**Source data**:
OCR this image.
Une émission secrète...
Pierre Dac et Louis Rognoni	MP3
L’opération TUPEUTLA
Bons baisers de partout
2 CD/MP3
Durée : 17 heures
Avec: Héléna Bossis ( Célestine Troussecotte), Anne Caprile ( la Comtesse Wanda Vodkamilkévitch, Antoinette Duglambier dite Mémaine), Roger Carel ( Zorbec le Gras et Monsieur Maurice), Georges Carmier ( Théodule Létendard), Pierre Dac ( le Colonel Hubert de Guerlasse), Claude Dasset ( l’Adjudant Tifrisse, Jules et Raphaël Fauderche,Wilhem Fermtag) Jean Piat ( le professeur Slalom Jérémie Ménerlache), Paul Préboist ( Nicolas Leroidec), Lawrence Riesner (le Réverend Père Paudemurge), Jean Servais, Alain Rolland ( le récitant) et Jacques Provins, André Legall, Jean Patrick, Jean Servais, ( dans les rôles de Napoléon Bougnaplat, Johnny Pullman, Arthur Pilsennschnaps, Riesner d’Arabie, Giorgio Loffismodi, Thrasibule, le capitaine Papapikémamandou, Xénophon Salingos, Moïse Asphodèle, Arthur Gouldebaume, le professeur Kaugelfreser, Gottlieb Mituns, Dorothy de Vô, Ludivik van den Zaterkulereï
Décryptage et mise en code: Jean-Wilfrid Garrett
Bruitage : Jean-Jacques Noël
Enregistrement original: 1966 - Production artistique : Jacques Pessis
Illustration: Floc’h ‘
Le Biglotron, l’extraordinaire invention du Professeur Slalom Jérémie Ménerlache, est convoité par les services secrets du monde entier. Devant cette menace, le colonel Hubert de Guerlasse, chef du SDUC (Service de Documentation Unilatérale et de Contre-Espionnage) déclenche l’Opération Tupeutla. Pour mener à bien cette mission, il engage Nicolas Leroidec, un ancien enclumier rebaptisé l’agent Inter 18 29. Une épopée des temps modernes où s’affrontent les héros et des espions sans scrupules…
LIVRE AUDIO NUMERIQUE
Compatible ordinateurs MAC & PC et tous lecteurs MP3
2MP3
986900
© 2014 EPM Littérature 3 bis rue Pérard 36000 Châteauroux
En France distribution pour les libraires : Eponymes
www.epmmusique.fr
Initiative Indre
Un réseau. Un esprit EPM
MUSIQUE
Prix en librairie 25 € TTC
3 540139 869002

**Directions for this task**: Copy out each record from above, exactly.

**Finished answer**:
OCR this image.
Une émission secrète...
Pierre Dac et Louis Rognoni	MP3
L’opération TUPEUTLA
Bons baisers de partout
2 CD/MP3
Durée : 17 heures
Avec: Héléna Bossis ( Célestine Troussecotte), Anne Caprile ( la Comtesse Wanda Vodkamilkévitch, Antoinette Duglambier dite Mémaine), Roger Carel ( Zorbec le Gras et Monsieur Maurice), Georges Carmier ( Théodule Létendard), Pierre Dac ( le Colonel Hubert de Guerlasse), Claude Dasset ( l’Adjudant Tifrisse, Jules et Raphaël Fauderche,Wilhem Fermtag) Jean Piat ( le professeur Slalom Jérémie Ménerlache), Paul Préboist ( Nicolas Leroidec), Lawrence Riesner (le Réverend Père Paudemurge), Jean Servais, Alain Rolland ( le récitant) et Jacques Provins, André Legall, Jean Patrick, Jean Servais, ( dans les rôles de Napoléon Bougnaplat, Johnny Pullman, Arthur Pilsennschnaps, Riesner d’Arabie, Giorgio Loffismodi, Thrasibule, le capitaine Papapikémamandou, Xénophon Salingos, Moïse Asphodèle, Arthur Gouldebaume, le professeur Kaugelfreser, Gottlieb Mituns, Dorothy de Vô, Ludivik van den Zaterkulereï
Décryptage et mise en code: Jean-Wilfrid Garrett
Bruitage : Jean-Jacques Noël
Enregistrement original: 1966 - Production artistique : Jacques Pessis
Illustration: Floc’h ‘
Le Biglotron, l’extraordinaire invention du Professeur Slalom Jérémie Ménerlache, est convoité par les services secrets du monde entier. Devant cette menace, le colonel Hubert de Guerlasse, chef du SDUC (Service de Documentation Unilatérale et de Contre-Espionnage) déclenche l’Opération Tupeutla. Pour mener à bien cette mission, il engage Nicolas Leroidec, un ancien enclumier rebaptisé l’agent Inter 18 29. Une épopée des temps modernes où s’affrontent les héros et des espions sans scrupules…
LIVRE AUDIO NUMERIQUE
Compatible ordinateurs MAC & PC et tous lecteurs MP3
2MP3
986900
© 2014 EPM Littérature 3 bis rue Pérard 36000 Châteauroux
En France distribution pour les libraires : Eponymes
www.epmmusique.fr
Initiative Indre
Un réseau. Un esprit EPM
MUSIQUE
Prix en librairie 25 € TTC
3 540139 869002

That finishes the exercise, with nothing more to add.